* _What is expected_:
Scan the entries below and extract each line with the word "from" in it.

★ ★ ★ ★ ★ ★ ★

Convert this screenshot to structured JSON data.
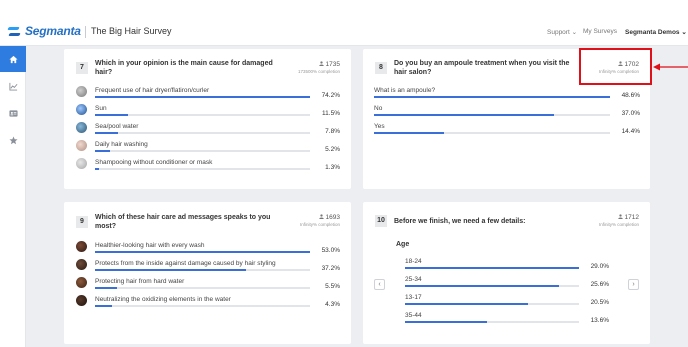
{
  "topbar": {
    "brand": "Segmanta",
    "survey_title": "The Big Hair Survey",
    "support": "Support ⌄",
    "my_surveys": "My Surveys",
    "org": "Segmanta Demos ⌄"
  },
  "sidebar": {
    "items": [
      {
        "icon": "home-icon",
        "active": true
      },
      {
        "icon": "chart-icon",
        "active": false
      },
      {
        "icon": "id-card-icon",
        "active": false
      },
      {
        "icon": "star-icon",
        "active": false
      }
    ]
  },
  "q7": {
    "number": "7",
    "title": "Which in your opinion is the main cause for damaged hair?",
    "count": "1735",
    "completion": "173500% completion",
    "answers": [
      {
        "label": "Frequent use of hair dryer/flatiron/curler",
        "pct": "74.2%",
        "value": 74.2,
        "icon": "hair-dryer-icon"
      },
      {
        "label": "Sun",
        "pct": "11.5%",
        "value": 11.5,
        "icon": "sun-icon"
      },
      {
        "label": "Sea/pool water",
        "pct": "7.8%",
        "value": 7.8,
        "icon": "water-icon"
      },
      {
        "label": "Daily hair washing",
        "pct": "5.2%",
        "value": 5.2,
        "icon": "hair-washing-icon"
      },
      {
        "label": "Shampooing without conditioner or mask",
        "pct": "1.3%",
        "value": 1.3,
        "icon": "shampoo-icon"
      }
    ]
  },
  "q8": {
    "number": "8",
    "title": "Do you buy an ampoule treatment when you visit the hair salon?",
    "count": "1702",
    "completion": "Infinity% completion",
    "answers": [
      {
        "label": "What is an ampoule?",
        "pct": "48.6%",
        "value": 48.6
      },
      {
        "label": "No",
        "pct": "37.0%",
        "value": 37.0
      },
      {
        "label": "Yes",
        "pct": "14.4%",
        "value": 14.4
      }
    ]
  },
  "q9": {
    "number": "9",
    "title": "Which of these hair care ad messages speaks to you most?",
    "count": "1693",
    "completion": "Infinity% completion",
    "answers": [
      {
        "label": "Healthier-looking hair with every wash",
        "pct": "53.0%",
        "value": 53.0,
        "icon": "hair-photo-1-icon"
      },
      {
        "label": "Protects from the inside against damage caused by hair styling",
        "pct": "37.2%",
        "value": 37.2,
        "icon": "hair-photo-2-icon"
      },
      {
        "label": "Protecting hair from hard water",
        "pct": "5.5%",
        "value": 5.5,
        "icon": "hair-photo-3-icon"
      },
      {
        "label": "Neutralizing the oxidizing elements in the water",
        "pct": "4.3%",
        "value": 4.3,
        "icon": "hair-photo-4-icon"
      }
    ]
  },
  "q10": {
    "number": "10",
    "title": "Before we finish, we need a few details:",
    "count": "1712",
    "completion": "Infinity% completion",
    "section": "Age",
    "prev": "‹",
    "next": "›",
    "answers": [
      {
        "label": "18-24",
        "pct": "29.0%",
        "value": 29.0
      },
      {
        "label": "25-34",
        "pct": "25.6%",
        "value": 25.6
      },
      {
        "label": "13-17",
        "pct": "20.5%",
        "value": 20.5
      },
      {
        "label": "35-44",
        "pct": "13.6%",
        "value": 13.6
      }
    ]
  },
  "colors": {
    "accent": "#2e7ce0",
    "bar": "#3a6fd8",
    "highlight": "#e0101a"
  }
}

★ ★ ★ ★ ★ ★ ★

* _Solution for this problem_:
        "label": "Protects from the inside against damage caused by hair styling",
        "label": "Protecting hair from hard water",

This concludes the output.